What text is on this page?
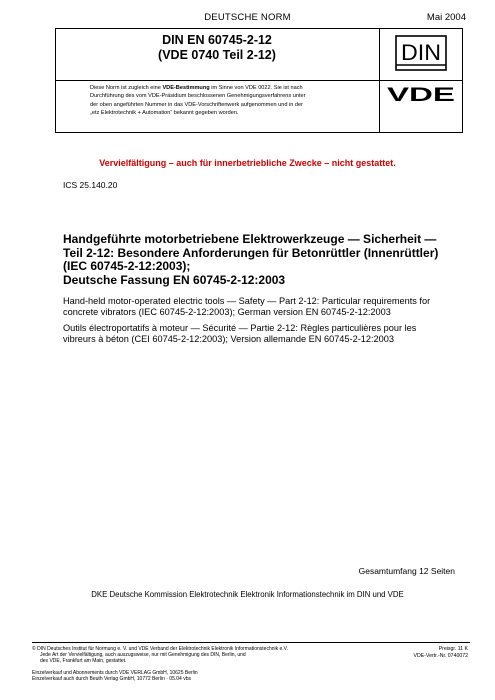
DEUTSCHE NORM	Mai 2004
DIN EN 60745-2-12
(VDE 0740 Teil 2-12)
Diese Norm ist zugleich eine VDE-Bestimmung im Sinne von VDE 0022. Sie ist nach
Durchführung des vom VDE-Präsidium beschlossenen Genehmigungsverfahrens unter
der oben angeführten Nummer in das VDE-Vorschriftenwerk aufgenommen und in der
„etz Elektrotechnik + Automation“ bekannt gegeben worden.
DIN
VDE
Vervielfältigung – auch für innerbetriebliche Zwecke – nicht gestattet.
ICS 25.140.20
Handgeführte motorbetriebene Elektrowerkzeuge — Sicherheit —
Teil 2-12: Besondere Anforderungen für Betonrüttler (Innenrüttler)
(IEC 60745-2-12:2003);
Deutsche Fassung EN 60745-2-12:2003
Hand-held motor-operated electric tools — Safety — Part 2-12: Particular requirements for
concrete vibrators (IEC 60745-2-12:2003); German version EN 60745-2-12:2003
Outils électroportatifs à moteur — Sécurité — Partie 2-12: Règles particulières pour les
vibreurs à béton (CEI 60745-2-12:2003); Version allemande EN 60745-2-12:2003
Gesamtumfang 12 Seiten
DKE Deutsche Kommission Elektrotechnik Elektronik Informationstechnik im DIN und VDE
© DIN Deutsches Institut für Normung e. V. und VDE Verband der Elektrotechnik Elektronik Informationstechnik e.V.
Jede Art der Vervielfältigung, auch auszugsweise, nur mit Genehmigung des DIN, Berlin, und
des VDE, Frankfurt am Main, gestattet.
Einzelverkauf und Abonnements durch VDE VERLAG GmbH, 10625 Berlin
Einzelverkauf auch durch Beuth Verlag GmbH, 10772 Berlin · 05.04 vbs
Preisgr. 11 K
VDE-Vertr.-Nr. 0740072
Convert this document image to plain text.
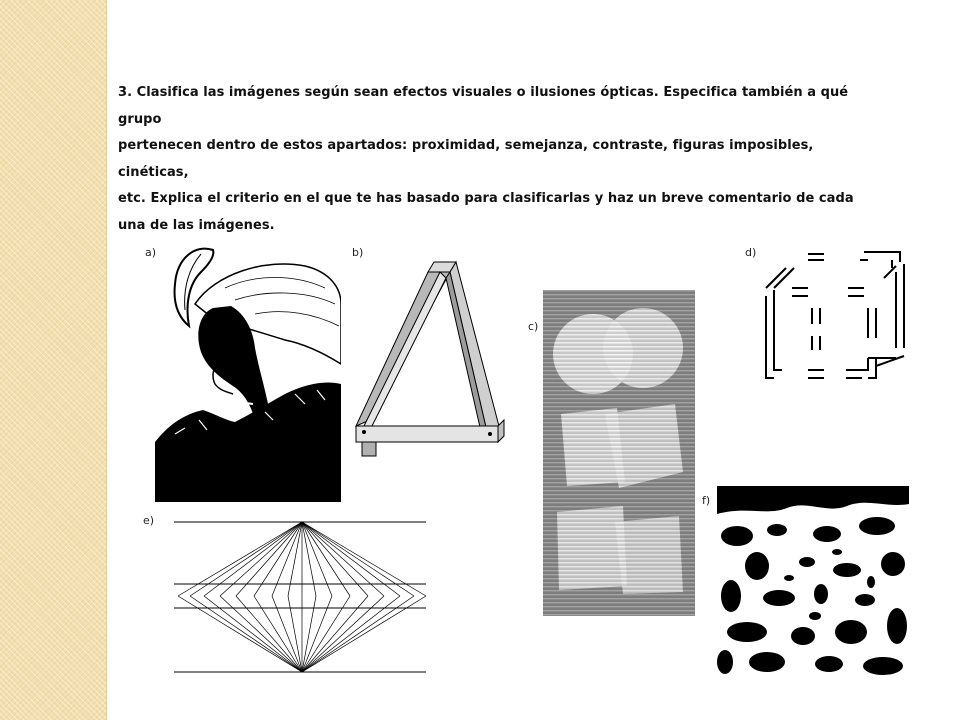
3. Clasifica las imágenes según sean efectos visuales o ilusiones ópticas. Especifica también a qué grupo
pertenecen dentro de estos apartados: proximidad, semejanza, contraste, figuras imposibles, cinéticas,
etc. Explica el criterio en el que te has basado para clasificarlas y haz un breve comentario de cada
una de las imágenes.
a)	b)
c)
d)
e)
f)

* [Exercise details] Return the material word for word. Pictures are not part of the copy.

* [Solved problem]
What text is on this page?
DEUTSCHE NORM	Mai 2004
DIN EN 60745-2-12
(VDE 0740 Teil 2-12)
Diese Norm ist zugleich eine VDE-Bestimmung im Sinne von VDE 0022. Sie ist nach
Durchführung des vom VDE-Präsidium beschlossenen Genehmigungsverfahrens unter
der oben angeführten Nummer in das VDE-Vorschriftenwerk aufgenommen und in der
„etz Elektrotechnik + Automation“ bekannt gegeben worden.
DIN
VDE
Vervielfältigung – auch für innerbetriebliche Zwecke – nicht gestattet.
ICS 25.140.20
Handgeführte motorbetriebene Elektrowerkzeuge — Sicherheit —
Teil 2-12: Besondere Anforderungen für Betonrüttler (Innenrüttler)
(IEC 60745-2-12:2003);
Deutsche Fassung EN 60745-2-12:2003
Hand-held motor-operated electric tools — Safety — Part 2-12: Particular requirements for
concrete vibrators (IEC 60745-2-12:2003); German version EN 60745-2-12:2003
Outils électroportatifs à moteur — Sécurité — Partie 2-12: Règles particulières pour les
vibreurs à béton (CEI 60745-2-12:2003); Version allemande EN 60745-2-12:2003
Gesamtumfang 12 Seiten
DKE Deutsche Kommission Elektrotechnik Elektronik Informationstechnik im DIN und VDE
© DIN Deutsches Institut für Normung e. V. und VDE Verband der Elektrotechnik Elektronik Informationstechnik e.V.
Jede Art der Vervielfältigung, auch auszugsweise, nur mit Genehmigung des DIN, Berlin, und
des VDE, Frankfurt am Main, gestattet.
Einzelverkauf und Abonnements durch VDE VERLAG GmbH, 10625 Berlin
Einzelverkauf auch durch Beuth Verlag GmbH, 10772 Berlin · 05.04 vbs
Preisgr. 11 K
VDE-Vertr.-Nr. 0740072
Convert this document image to plain text.
3. Clasifica las imágenes según sean efectos visuales o ilusiones ópticas. Especifica también a qué grupo
pertenecen dentro de estos apartados: proximidad, semejanza, contraste, figuras imposibles, cinéticas,
etc. Explica el criterio en el que te has basado para clasificarlas y haz un breve comentario de cada
una de las imágenes.
a)	b)
c)
d)
e)
f)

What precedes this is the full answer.